[The exercise]
Restate every line of the material, word for word.
↓↓↓
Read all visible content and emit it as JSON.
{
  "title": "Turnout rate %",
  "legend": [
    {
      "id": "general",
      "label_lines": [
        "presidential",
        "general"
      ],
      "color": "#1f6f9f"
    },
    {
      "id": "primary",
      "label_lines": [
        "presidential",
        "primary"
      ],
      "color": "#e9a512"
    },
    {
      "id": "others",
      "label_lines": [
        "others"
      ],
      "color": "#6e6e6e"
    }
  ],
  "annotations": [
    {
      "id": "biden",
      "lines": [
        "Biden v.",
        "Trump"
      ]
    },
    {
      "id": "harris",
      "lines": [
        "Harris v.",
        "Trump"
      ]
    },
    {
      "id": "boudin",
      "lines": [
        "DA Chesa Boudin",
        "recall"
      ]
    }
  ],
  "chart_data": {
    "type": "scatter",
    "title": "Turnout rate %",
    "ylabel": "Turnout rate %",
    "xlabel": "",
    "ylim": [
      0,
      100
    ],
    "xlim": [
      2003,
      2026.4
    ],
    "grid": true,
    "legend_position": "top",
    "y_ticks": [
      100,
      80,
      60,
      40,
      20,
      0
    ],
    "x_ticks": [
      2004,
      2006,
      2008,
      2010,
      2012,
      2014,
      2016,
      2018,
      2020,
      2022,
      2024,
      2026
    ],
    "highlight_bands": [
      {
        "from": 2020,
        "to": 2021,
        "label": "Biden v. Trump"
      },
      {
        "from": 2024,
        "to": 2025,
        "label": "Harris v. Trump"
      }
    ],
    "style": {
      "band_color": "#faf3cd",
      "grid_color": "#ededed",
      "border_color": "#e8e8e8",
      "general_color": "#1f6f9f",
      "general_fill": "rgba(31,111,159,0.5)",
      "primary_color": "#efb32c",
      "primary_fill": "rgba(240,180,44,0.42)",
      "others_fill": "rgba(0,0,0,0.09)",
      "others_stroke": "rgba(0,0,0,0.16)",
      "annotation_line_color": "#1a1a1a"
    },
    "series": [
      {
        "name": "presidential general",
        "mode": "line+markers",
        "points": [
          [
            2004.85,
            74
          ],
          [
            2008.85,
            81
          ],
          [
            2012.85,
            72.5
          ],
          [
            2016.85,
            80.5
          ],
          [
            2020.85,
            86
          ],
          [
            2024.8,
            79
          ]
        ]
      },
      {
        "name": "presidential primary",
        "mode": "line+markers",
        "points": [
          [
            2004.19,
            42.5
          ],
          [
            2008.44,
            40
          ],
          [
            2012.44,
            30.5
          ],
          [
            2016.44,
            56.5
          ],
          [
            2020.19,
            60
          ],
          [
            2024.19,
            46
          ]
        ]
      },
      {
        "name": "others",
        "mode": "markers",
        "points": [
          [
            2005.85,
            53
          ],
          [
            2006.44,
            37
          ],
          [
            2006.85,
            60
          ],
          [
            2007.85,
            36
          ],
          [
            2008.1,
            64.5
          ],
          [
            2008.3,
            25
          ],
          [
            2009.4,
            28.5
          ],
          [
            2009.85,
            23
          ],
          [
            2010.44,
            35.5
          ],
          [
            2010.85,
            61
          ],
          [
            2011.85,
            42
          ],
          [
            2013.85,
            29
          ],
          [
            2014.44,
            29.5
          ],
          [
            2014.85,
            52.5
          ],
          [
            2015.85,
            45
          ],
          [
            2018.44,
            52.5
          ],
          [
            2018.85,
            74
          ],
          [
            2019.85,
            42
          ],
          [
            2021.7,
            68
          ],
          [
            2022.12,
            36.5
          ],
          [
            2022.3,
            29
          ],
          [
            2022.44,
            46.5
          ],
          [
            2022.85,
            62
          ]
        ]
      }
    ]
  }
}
↑↑↑
[Task solution]
Read all visible content and emit it as JSON.
{
  "title": "Turnout rate %",
  "legend": [
    {
      "id": "general",
      "label_lines": [
        "presidential",
        "general"
      ],
      "color": "#1f6f9f"
    },
    {
      "id": "primary",
      "label_lines": [
        "presidential",
        "primary"
      ],
      "color": "#e9a512"
    },
    {
      "id": "others",
      "label_lines": [
        "others"
      ],
      "color": "#6e6e6e"
    }
  ],
  "annotations": [
    {
      "id": "biden",
      "lines": [
        "Biden v.",
        "Trump"
      ]
    },
    {
      "id": "harris",
      "lines": [
        "Harris v.",
        "Trump"
      ]
    },
    {
      "id": "boudin",
      "lines": [
        "DA Chesa Boudin",
        "recall"
      ]
    }
  ],
  "chart_data": {
    "type": "scatter",
    "title": "Turnout rate %",
    "ylabel": "Turnout rate %",
    "xlabel": "",
    "ylim": [
      0,
      100
    ],
    "xlim": [
      2003,
      2026.4
    ],
    "grid": true,
    "legend_position": "top",
    "y_ticks": [
      100,
      80,
      60,
      40,
      20,
      0
    ],
    "x_ticks": [
      2004,
      2006,
      2008,
      2010,
      2012,
      2014,
      2016,
      2018,
      2020,
      2022,
      2024,
      2026
    ],
    "highlight_bands": [
      {
        "from": 2020,
        "to": 2021,
        "label": "Biden v. Trump"
      },
      {
        "from": 2024,
        "to": 2025,
        "label": "Harris v. Trump"
      }
    ],
    "style": {
      "band_color": "#faf3cd",
      "grid_color": "#ededed",
      "border_color": "#e8e8e8",
      "general_color": "#1f6f9f",
      "general_fill": "rgba(31,111,159,0.5)",
      "primary_color": "#efb32c",
      "primary_fill": "rgba(240,180,44,0.42)",
      "others_fill": "rgba(0,0,0,0.09)",
      "others_stroke": "rgba(0,0,0,0.16)",
      "annotation_line_color": "#1a1a1a"
    },
    "series": [
      {
        "name": "presidential general",
        "mode": "line+markers",
        "points": [
          [
            2004.85,
            74
          ],
          [
            2008.85,
            81
          ],
          [
            2012.85,
            72.5
          ],
          [
            2016.85,
            80.5
          ],
          [
            2020.85,
            86
          ],
          [
            2024.8,
            79
          ]
        ]
      },
      {
        "name": "presidential primary",
        "mode": "line+markers",
        "points": [
          [
            2004.19,
            42.5
          ],
          [
            2008.44,
            40
          ],
          [
            2012.44,
            30.5
          ],
          [
            2016.44,
            56.5
          ],
          [
            2020.19,
            60
          ],
          [
            2024.19,
            46
          ]
        ]
      },
      {
        "name": "others",
        "mode": "markers",
        "points": [
          [
            2005.85,
            53
          ],
          [
            2006.44,
            37
          ],
          [
            2006.85,
            60
          ],
          [
            2007.85,
            36
          ],
          [
            2008.1,
            64.5
          ],
          [
            2008.3,
            25
          ],
          [
            2009.4,
            28.5
          ],
          [
            2009.85,
            23
          ],
          [
            2010.44,
            35.5
          ],
          [
            2010.85,
            61
          ],
          [
            2011.85,
            42
          ],
          [
            2013.85,
            29
          ],
          [
            2014.44,
            29.5
          ],
          [
            2014.85,
            52.5
          ],
          [
            2015.85,
            45
          ],
          [
            2018.44,
            52.5
          ],
          [
            2018.85,
            74
          ],
          [
            2019.85,
            42
          ],
          [
            2021.7,
            68
          ],
          [
            2022.12,
            36.5
          ],
          [
            2022.3,
            29
          ],
          [
            2022.44,
            46.5
          ],
          [
            2022.85,
            62
          ]
        ]
      }
    ]
  }
}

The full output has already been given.